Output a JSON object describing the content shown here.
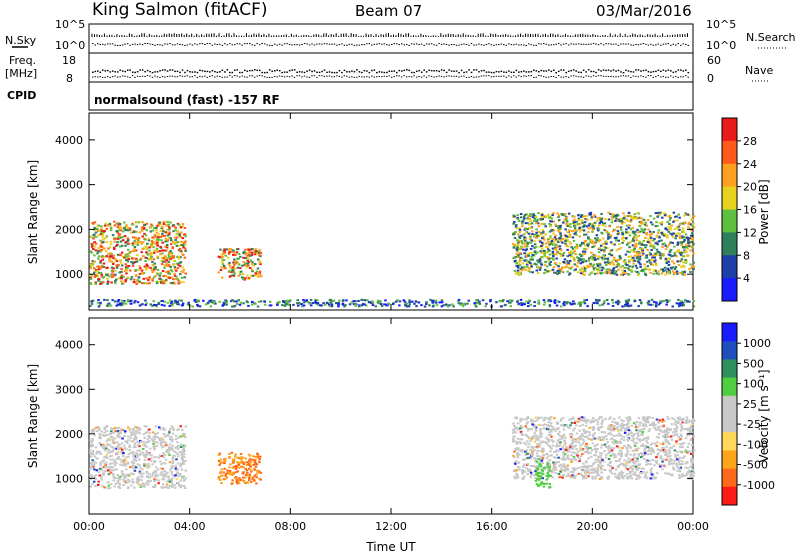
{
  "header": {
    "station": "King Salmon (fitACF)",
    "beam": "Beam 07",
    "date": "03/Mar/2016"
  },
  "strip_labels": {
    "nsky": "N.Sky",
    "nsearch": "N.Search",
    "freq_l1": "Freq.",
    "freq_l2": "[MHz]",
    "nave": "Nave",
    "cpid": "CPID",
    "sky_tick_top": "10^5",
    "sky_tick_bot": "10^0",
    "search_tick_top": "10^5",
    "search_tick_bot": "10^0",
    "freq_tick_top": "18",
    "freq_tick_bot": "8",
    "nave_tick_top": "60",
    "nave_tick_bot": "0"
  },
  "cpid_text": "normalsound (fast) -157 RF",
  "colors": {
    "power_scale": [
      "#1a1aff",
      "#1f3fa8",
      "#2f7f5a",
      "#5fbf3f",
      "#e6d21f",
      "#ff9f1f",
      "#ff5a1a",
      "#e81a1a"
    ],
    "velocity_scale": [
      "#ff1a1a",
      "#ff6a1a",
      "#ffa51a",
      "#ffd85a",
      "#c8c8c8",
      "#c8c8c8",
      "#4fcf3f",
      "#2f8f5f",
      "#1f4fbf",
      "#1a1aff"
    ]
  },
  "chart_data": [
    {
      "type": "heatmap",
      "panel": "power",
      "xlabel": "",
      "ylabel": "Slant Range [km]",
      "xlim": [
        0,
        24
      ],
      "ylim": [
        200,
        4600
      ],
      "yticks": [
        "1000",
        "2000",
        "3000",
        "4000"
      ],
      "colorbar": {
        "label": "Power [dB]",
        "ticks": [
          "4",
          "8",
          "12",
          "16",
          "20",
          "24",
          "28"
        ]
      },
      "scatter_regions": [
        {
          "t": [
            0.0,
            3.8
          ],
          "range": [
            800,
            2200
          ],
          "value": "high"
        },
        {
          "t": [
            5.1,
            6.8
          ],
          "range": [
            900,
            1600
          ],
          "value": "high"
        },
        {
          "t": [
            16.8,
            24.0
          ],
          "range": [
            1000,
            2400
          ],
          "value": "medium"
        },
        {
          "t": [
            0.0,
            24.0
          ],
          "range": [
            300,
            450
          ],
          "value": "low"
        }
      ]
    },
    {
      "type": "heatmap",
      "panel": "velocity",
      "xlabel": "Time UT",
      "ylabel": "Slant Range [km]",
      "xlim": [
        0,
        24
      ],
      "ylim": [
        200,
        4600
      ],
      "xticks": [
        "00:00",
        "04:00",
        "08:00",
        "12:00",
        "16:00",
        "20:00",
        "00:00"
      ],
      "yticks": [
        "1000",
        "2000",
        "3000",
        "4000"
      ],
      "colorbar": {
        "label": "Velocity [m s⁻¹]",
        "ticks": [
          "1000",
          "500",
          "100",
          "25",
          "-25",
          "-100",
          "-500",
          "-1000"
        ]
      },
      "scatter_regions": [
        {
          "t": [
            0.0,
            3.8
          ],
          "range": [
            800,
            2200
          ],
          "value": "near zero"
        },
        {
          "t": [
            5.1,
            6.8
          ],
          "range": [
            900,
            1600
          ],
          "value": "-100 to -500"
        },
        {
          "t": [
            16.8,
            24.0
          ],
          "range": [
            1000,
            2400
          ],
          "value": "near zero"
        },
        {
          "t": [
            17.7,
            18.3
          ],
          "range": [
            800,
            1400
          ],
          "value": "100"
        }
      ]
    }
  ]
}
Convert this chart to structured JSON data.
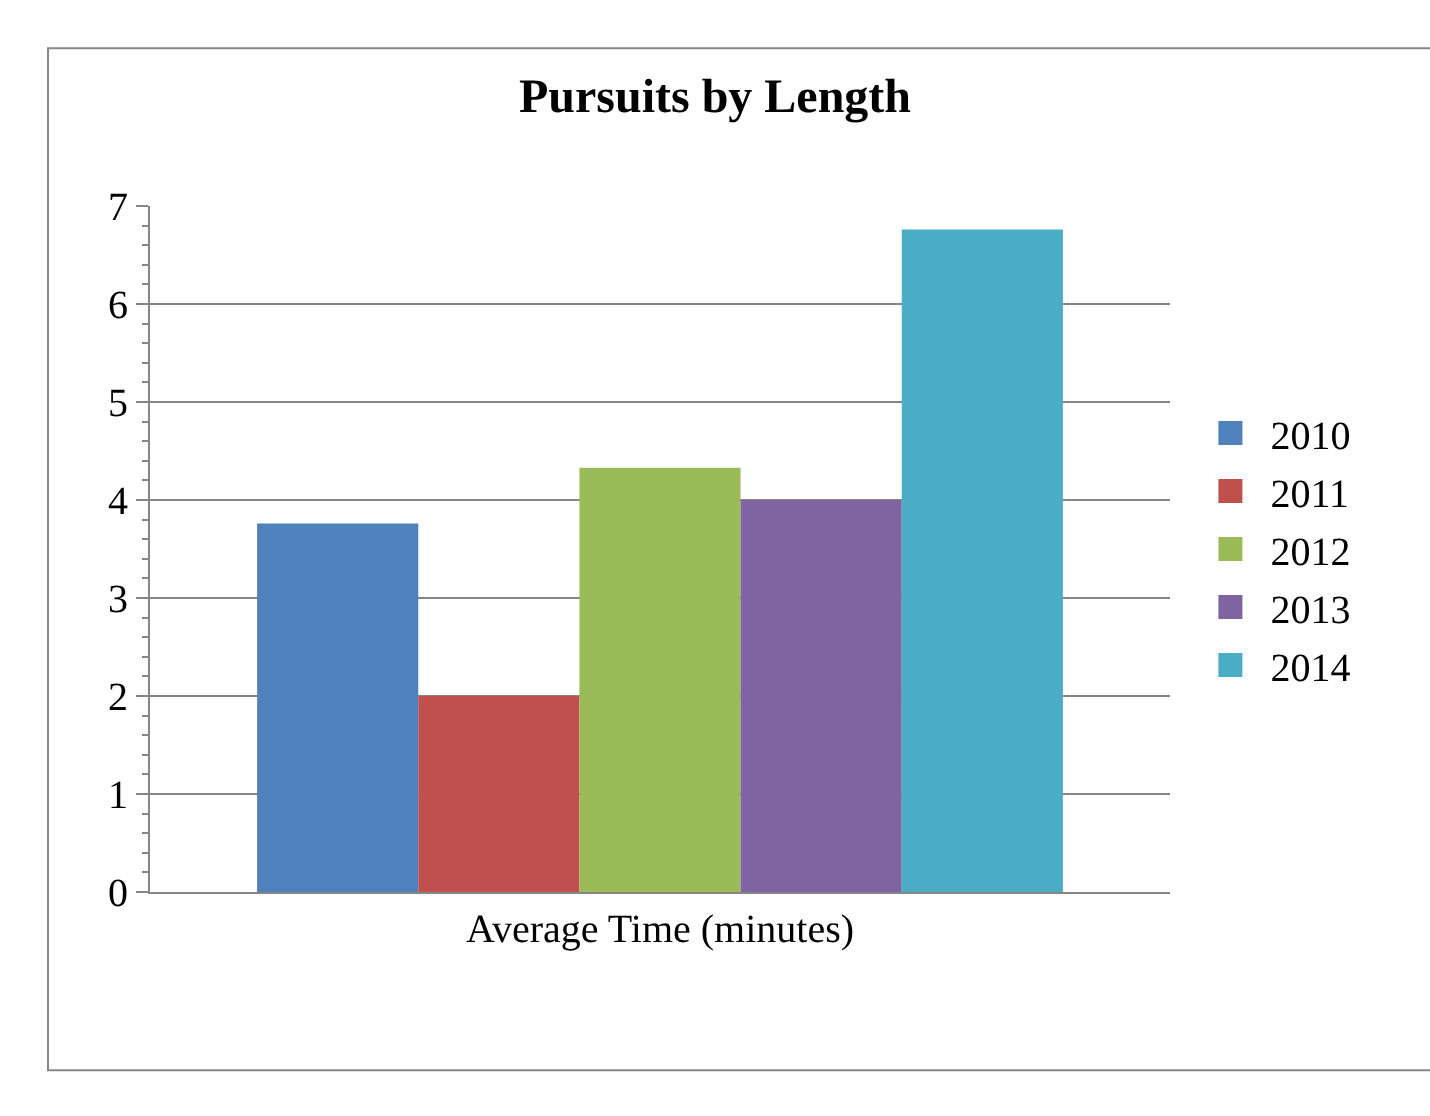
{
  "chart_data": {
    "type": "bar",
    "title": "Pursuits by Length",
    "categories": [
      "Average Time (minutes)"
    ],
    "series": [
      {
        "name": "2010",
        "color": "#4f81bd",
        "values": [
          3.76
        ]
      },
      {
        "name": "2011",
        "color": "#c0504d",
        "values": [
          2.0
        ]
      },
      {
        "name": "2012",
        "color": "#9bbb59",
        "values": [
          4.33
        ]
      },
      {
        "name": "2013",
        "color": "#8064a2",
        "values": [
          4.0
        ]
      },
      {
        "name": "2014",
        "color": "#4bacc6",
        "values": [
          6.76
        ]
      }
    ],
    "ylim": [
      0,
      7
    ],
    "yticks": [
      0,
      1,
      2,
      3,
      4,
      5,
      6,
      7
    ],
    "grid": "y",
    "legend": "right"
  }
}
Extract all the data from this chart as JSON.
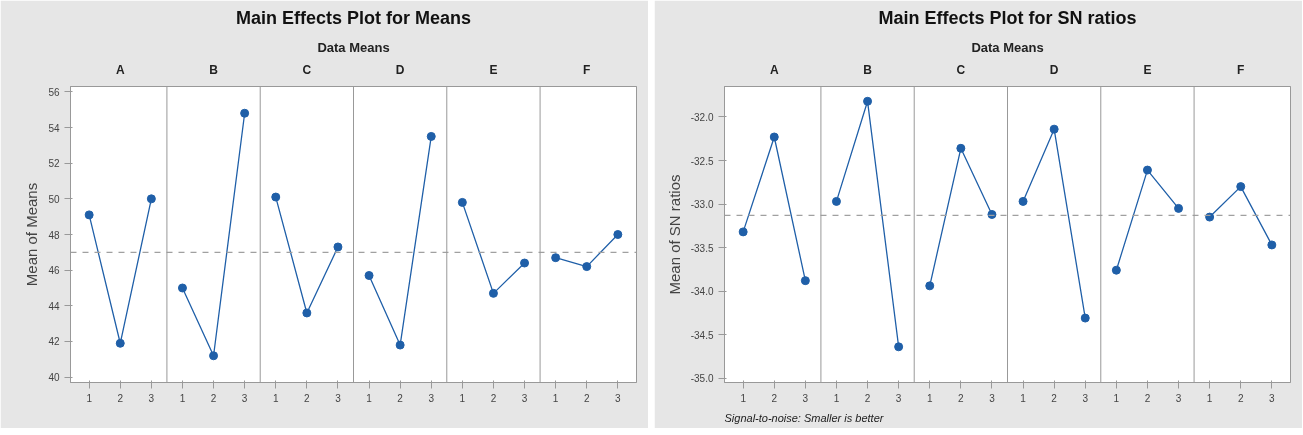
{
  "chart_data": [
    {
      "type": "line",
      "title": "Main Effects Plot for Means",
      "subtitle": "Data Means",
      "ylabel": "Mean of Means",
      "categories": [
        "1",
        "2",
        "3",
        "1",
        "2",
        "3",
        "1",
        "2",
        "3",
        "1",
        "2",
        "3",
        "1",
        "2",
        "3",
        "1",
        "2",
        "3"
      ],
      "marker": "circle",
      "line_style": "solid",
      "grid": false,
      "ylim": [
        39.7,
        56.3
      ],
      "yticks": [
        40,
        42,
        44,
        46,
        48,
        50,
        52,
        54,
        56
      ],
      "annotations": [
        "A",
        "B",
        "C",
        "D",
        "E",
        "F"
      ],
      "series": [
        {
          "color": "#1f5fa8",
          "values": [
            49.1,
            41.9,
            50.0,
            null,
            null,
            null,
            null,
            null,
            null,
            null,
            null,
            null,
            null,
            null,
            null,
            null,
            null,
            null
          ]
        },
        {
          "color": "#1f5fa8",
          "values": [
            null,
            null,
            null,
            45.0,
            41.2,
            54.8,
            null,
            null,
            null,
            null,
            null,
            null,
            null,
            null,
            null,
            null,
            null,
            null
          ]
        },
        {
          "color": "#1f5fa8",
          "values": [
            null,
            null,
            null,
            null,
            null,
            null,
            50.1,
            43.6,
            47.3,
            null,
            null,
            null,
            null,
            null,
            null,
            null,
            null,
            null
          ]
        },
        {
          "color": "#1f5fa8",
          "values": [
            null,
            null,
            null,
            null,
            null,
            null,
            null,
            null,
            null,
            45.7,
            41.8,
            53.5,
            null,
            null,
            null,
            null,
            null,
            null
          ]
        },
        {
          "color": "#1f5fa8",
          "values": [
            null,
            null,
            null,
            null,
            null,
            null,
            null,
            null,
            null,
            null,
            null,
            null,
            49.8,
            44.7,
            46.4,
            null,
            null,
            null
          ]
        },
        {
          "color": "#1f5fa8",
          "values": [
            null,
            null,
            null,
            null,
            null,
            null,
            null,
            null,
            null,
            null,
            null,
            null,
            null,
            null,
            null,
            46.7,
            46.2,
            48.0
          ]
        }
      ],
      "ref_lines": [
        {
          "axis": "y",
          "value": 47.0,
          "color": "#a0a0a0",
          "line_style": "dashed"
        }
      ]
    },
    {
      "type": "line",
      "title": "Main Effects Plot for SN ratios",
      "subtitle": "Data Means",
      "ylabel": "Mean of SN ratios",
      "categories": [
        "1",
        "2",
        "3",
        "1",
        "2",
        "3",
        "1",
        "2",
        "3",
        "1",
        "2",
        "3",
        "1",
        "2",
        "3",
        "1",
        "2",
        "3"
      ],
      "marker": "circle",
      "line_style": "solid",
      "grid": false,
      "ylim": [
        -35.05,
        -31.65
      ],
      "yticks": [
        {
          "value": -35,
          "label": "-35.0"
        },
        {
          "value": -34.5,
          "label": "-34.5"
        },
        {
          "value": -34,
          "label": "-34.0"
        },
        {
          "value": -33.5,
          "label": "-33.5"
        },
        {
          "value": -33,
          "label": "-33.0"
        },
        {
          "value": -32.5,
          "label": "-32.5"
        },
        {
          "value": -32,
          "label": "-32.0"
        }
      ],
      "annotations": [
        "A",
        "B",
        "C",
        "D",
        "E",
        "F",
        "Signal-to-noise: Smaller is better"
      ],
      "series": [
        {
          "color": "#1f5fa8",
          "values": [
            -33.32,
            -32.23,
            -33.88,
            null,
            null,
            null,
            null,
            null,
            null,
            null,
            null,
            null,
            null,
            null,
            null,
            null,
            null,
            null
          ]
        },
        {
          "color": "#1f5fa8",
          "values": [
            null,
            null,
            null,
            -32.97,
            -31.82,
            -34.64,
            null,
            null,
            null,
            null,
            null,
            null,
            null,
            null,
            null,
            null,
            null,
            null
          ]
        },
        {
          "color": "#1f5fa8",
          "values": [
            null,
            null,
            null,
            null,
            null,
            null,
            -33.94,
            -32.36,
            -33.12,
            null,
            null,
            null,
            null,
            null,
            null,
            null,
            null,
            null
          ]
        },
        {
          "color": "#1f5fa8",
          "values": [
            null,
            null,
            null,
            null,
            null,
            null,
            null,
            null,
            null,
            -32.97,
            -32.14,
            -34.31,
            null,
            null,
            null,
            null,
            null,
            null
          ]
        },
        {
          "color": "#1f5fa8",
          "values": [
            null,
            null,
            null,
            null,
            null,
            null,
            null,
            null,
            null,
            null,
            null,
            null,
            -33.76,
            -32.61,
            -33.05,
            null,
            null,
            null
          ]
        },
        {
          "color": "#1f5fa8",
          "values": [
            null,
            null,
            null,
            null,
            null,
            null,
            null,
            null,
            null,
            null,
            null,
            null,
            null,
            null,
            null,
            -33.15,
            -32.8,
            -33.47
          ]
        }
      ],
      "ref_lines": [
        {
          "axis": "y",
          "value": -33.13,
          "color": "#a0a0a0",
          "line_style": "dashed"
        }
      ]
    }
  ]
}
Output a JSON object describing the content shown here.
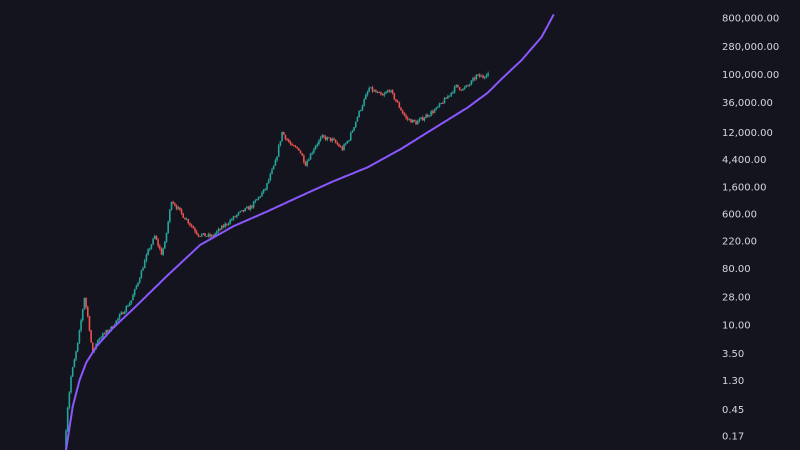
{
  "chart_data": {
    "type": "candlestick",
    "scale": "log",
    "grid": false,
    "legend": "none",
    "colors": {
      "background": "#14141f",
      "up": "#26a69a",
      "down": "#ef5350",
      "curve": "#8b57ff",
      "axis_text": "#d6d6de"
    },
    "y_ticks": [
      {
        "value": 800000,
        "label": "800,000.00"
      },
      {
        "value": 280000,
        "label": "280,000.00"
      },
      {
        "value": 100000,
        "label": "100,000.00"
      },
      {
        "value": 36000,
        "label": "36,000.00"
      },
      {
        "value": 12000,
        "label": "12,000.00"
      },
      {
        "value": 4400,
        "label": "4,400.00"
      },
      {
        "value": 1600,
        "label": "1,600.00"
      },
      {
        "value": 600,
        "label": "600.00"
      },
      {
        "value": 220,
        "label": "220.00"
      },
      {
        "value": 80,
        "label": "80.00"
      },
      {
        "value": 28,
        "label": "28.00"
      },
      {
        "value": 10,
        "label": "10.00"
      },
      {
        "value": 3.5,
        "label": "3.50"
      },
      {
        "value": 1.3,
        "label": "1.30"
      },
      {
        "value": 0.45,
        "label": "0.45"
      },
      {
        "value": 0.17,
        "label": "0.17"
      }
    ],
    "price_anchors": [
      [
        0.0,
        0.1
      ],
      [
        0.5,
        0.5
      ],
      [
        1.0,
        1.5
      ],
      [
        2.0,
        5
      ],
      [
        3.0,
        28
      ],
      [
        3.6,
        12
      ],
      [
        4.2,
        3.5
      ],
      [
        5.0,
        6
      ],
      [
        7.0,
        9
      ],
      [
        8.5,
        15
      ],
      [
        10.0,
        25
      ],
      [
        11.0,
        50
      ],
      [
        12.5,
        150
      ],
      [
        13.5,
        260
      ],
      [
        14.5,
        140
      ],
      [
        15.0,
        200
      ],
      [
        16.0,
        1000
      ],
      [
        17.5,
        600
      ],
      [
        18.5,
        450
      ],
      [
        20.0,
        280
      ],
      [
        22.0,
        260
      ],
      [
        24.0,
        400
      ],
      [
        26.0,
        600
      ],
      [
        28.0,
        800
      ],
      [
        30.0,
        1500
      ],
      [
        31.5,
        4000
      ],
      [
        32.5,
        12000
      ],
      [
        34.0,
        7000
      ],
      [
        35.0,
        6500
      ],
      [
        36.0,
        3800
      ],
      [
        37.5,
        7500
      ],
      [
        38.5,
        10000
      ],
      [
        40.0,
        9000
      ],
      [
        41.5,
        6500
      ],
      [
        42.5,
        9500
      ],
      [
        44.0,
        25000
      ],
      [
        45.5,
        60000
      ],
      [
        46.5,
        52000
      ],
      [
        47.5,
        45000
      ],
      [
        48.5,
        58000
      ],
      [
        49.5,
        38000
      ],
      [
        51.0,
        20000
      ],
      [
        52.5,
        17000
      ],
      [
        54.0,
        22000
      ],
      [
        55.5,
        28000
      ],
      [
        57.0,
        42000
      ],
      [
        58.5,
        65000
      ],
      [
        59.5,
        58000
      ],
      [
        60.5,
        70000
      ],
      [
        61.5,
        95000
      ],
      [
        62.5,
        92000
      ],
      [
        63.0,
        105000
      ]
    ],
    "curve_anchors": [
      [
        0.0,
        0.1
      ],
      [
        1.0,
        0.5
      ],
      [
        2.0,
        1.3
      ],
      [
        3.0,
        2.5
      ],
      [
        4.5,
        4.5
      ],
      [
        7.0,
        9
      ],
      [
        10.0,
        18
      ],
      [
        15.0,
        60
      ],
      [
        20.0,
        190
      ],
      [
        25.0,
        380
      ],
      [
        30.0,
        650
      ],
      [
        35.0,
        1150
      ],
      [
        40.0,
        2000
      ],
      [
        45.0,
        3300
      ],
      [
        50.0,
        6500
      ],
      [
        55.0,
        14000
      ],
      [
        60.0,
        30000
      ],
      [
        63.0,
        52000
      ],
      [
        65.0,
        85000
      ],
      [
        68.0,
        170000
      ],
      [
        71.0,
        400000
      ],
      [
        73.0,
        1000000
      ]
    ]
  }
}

== == ==

What is needed: Return each line of the listing that holds the string "JSON".

Complete response:
Output a JSON object describing the content shown here.
Convert this chart to structured JSON data.
Extract all the data from this chart as JSON.
Output a JSON object describing the content shown here.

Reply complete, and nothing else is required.